#### Exercise goal:
Give the listing again character for character, but drop the images.

(Data entries for graphics)
+--

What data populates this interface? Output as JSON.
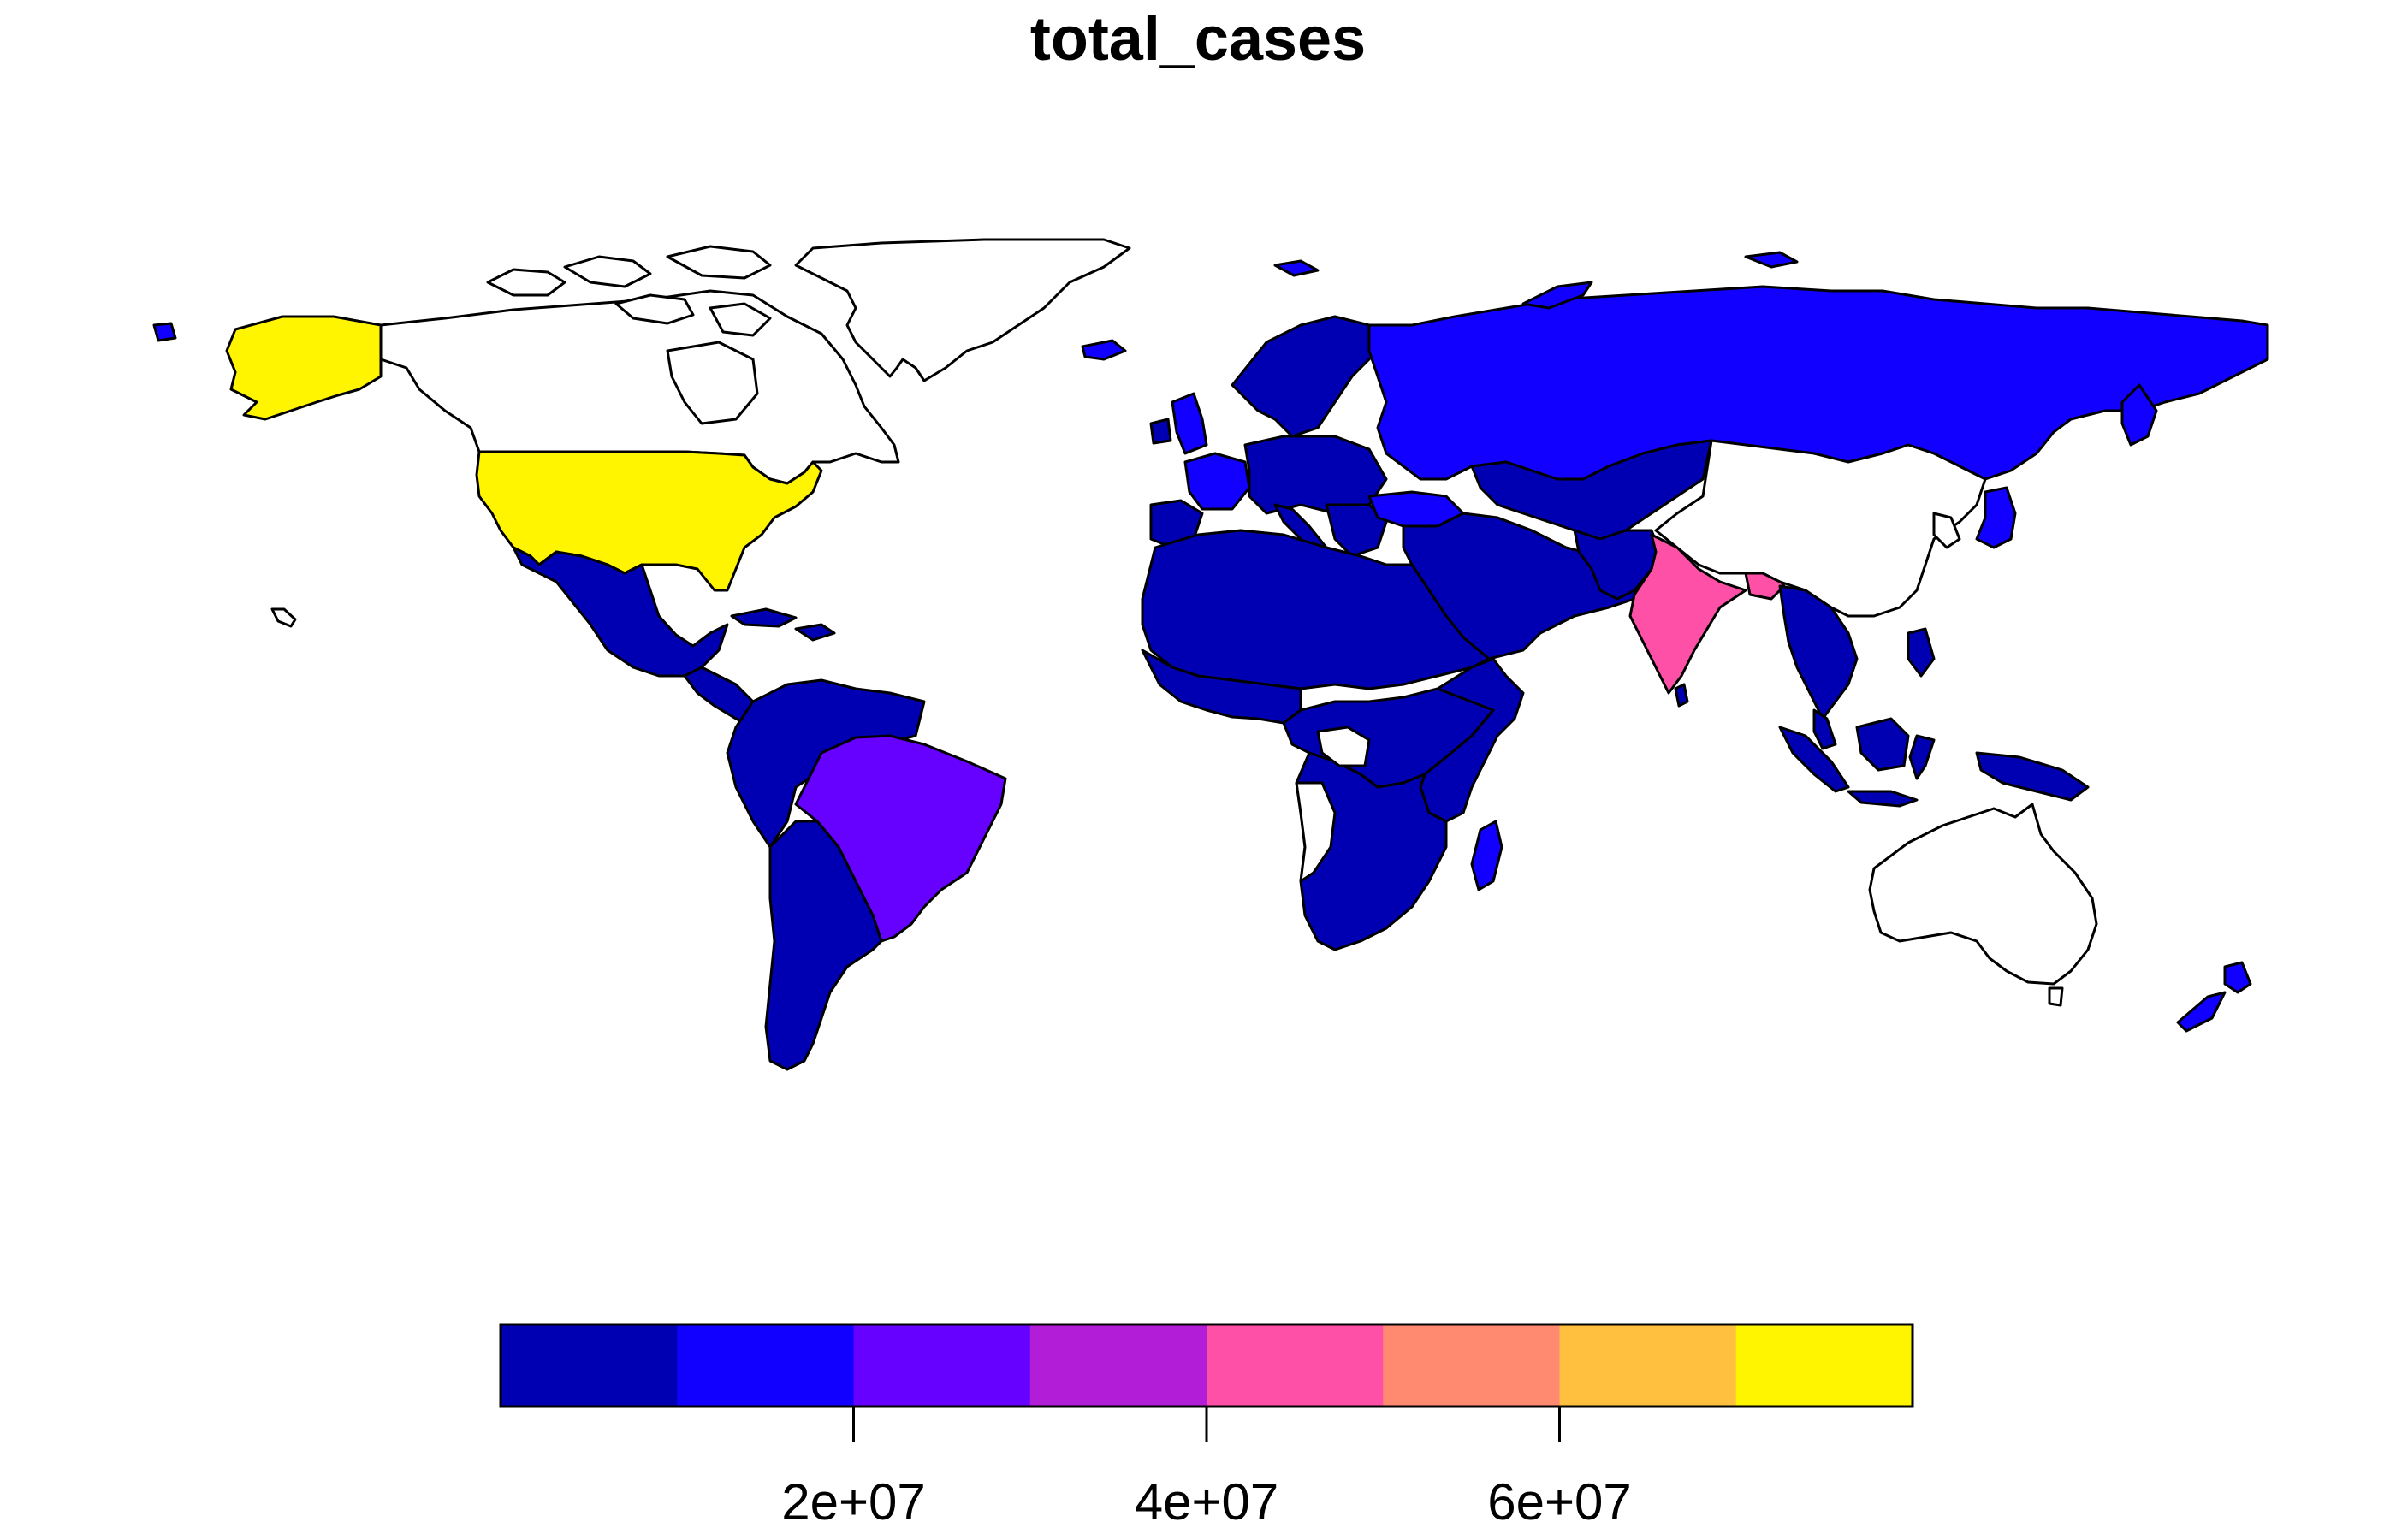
{
  "title": "total_cases",
  "legend": {
    "tick_labels": [
      "2e+07",
      "4e+07",
      "6e+07"
    ],
    "tick_values": [
      20000000,
      40000000,
      60000000
    ],
    "range": [
      0,
      80000000
    ],
    "colors": [
      "#0000B2",
      "#1100FF",
      "#6600FF",
      "#B21ED8",
      "#FF50A8",
      "#FF8A70",
      "#FFC040",
      "#FFF500"
    ]
  },
  "colors": {
    "background": "#FFFFFF",
    "no_data": "#FFFFFF",
    "border": "#000000"
  },
  "chart_data": {
    "type": "choropleth",
    "title": "total_cases",
    "variable": "total_cases",
    "scale_range": [
      0,
      80000000
    ],
    "breaks": [
      0,
      10000000,
      20000000,
      30000000,
      40000000,
      50000000,
      60000000,
      70000000,
      80000000
    ],
    "legend_ticks": [
      20000000,
      40000000,
      60000000
    ],
    "legend_tick_labels": [
      "2e+07",
      "4e+07",
      "6e+07"
    ],
    "legend_placement": "bottom",
    "palette": [
      "#0000B2",
      "#1100FF",
      "#6600FF",
      "#B21ED8",
      "#FF50A8",
      "#FF8A70",
      "#FFC040",
      "#FFF500"
    ],
    "regions": [
      {
        "region": "United States",
        "bin": 7,
        "color": "#FFF500"
      },
      {
        "region": "India",
        "bin": 4,
        "color": "#FF50A8"
      },
      {
        "region": "Brazil",
        "bin": 2,
        "color": "#6600FF"
      },
      {
        "region": "Russia",
        "bin": 1,
        "color": "#1100FF"
      },
      {
        "region": "United Kingdom",
        "bin": 1,
        "color": "#1100FF"
      },
      {
        "region": "France",
        "bin": 1,
        "color": "#1100FF"
      },
      {
        "region": "Turkey",
        "bin": 1,
        "color": "#1100FF"
      },
      {
        "region": "Argentina",
        "bin": 0,
        "color": "#0000B2"
      },
      {
        "region": "Mexico",
        "bin": 0,
        "color": "#0000B2"
      },
      {
        "region": "Africa",
        "bin": 0,
        "color": "#0000B2"
      },
      {
        "region": "Middle East",
        "bin": 0,
        "color": "#0000B2"
      },
      {
        "region": "Southeast Asia",
        "bin": 0,
        "color": "#0000B2"
      },
      {
        "region": "Canada",
        "bin": null,
        "color": "#FFFFFF"
      },
      {
        "region": "China",
        "bin": null,
        "color": "#FFFFFF"
      },
      {
        "region": "Australia",
        "bin": null,
        "color": "#FFFFFF"
      },
      {
        "region": "Greenland",
        "bin": null,
        "color": "#FFFFFF"
      }
    ]
  }
}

+--

#### Output for this exercise:
What data populates this interface? Output as JSON.
{
  "title": "total_cases",
  "legend": {
    "tick_labels": [
      "2e+07",
      "4e+07",
      "6e+07"
    ],
    "tick_values": [
      20000000,
      40000000,
      60000000
    ],
    "range": [
      0,
      80000000
    ],
    "colors": [
      "#0000B2",
      "#1100FF",
      "#6600FF",
      "#B21ED8",
      "#FF50A8",
      "#FF8A70",
      "#FFC040",
      "#FFF500"
    ]
  },
  "colors": {
    "background": "#FFFFFF",
    "no_data": "#FFFFFF",
    "border": "#000000"
  },
  "chart_data": {
    "type": "choropleth",
    "title": "total_cases",
    "variable": "total_cases",
    "scale_range": [
      0,
      80000000
    ],
    "breaks": [
      0,
      10000000,
      20000000,
      30000000,
      40000000,
      50000000,
      60000000,
      70000000,
      80000000
    ],
    "legend_ticks": [
      20000000,
      40000000,
      60000000
    ],
    "legend_tick_labels": [
      "2e+07",
      "4e+07",
      "6e+07"
    ],
    "legend_placement": "bottom",
    "palette": [
      "#0000B2",
      "#1100FF",
      "#6600FF",
      "#B21ED8",
      "#FF50A8",
      "#FF8A70",
      "#FFC040",
      "#FFF500"
    ],
    "regions": [
      {
        "region": "United States",
        "bin": 7,
        "color": "#FFF500"
      },
      {
        "region": "India",
        "bin": 4,
        "color": "#FF50A8"
      },
      {
        "region": "Brazil",
        "bin": 2,
        "color": "#6600FF"
      },
      {
        "region": "Russia",
        "bin": 1,
        "color": "#1100FF"
      },
      {
        "region": "United Kingdom",
        "bin": 1,
        "color": "#1100FF"
      },
      {
        "region": "France",
        "bin": 1,
        "color": "#1100FF"
      },
      {
        "region": "Turkey",
        "bin": 1,
        "color": "#1100FF"
      },
      {
        "region": "Argentina",
        "bin": 0,
        "color": "#0000B2"
      },
      {
        "region": "Mexico",
        "bin": 0,
        "color": "#0000B2"
      },
      {
        "region": "Africa",
        "bin": 0,
        "color": "#0000B2"
      },
      {
        "region": "Middle East",
        "bin": 0,
        "color": "#0000B2"
      },
      {
        "region": "Southeast Asia",
        "bin": 0,
        "color": "#0000B2"
      },
      {
        "region": "Canada",
        "bin": null,
        "color": "#FFFFFF"
      },
      {
        "region": "China",
        "bin": null,
        "color": "#FFFFFF"
      },
      {
        "region": "Australia",
        "bin": null,
        "color": "#FFFFFF"
      },
      {
        "region": "Greenland",
        "bin": null,
        "color": "#FFFFFF"
      }
    ]
  }
}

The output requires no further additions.